> _Brief_:
Find the lines that include the string "data" and report how many there are. Give no other text.

►

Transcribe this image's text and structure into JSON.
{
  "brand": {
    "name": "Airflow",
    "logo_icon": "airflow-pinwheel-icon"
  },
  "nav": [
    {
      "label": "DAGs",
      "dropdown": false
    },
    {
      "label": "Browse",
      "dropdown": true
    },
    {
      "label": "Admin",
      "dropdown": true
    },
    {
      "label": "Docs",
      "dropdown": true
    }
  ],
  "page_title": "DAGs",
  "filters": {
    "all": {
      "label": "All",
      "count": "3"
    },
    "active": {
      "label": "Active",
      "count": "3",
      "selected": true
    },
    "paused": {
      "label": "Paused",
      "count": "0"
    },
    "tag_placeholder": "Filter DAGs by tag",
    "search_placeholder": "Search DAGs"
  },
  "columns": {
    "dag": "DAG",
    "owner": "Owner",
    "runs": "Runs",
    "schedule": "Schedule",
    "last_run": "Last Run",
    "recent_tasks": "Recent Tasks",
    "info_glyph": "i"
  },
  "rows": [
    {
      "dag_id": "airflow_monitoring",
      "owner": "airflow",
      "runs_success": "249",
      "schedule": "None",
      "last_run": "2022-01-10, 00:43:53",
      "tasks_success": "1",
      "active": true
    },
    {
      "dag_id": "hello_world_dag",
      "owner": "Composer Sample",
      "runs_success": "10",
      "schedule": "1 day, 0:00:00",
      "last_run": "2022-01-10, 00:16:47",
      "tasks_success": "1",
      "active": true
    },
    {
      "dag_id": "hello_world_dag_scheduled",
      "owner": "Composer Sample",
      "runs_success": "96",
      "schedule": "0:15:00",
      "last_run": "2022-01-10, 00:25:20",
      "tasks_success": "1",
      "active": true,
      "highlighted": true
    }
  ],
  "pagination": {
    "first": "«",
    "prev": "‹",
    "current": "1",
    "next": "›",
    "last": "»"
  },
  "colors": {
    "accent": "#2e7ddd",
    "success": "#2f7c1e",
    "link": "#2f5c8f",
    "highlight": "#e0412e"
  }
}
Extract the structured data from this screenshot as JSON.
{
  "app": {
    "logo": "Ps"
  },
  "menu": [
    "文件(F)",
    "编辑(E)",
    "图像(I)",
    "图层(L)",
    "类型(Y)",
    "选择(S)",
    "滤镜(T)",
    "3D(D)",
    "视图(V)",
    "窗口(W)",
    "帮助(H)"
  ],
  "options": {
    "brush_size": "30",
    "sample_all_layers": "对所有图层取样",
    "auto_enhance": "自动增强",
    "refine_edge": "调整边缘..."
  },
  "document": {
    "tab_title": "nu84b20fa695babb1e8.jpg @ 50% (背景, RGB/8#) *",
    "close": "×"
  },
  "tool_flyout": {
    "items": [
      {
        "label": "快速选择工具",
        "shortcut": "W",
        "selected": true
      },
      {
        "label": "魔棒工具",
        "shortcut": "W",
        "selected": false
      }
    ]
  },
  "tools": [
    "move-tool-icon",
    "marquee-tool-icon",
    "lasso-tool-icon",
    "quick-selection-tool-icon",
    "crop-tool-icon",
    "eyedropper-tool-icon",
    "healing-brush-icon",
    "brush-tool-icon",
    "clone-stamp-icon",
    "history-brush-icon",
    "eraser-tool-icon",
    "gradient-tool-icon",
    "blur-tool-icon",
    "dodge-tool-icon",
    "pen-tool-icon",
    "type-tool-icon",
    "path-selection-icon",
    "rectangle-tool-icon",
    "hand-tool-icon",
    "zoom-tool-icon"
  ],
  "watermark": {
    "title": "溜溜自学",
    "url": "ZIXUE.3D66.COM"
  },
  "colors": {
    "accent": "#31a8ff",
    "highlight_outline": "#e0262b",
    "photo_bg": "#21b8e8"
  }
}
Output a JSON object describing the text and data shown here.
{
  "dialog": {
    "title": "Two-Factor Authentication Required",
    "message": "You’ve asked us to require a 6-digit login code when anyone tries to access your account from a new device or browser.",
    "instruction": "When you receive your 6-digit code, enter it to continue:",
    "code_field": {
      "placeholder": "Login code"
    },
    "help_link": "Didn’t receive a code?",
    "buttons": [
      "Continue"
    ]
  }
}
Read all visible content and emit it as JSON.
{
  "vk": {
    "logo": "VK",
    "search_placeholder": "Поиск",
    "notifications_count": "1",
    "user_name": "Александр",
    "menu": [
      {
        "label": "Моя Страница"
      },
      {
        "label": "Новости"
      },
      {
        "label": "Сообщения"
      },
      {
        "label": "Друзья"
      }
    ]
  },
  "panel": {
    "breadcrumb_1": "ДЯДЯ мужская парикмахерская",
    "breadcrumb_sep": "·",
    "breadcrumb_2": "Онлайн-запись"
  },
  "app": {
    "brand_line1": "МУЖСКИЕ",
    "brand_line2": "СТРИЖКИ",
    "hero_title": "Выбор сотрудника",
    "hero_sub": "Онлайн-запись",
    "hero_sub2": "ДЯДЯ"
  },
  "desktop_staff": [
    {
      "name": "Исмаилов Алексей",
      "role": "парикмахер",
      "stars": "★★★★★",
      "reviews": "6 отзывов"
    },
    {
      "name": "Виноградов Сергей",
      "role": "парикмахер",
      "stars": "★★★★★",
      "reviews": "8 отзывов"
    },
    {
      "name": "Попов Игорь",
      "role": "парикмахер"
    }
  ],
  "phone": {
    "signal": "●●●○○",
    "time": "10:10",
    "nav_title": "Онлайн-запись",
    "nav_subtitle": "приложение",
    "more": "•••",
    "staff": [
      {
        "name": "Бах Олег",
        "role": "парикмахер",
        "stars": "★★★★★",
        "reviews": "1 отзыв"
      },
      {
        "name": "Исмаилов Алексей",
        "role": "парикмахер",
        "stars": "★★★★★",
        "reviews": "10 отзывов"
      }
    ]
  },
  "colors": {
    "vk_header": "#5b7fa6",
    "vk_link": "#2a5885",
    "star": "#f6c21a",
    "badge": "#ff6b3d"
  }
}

◄

> _Task response_:
2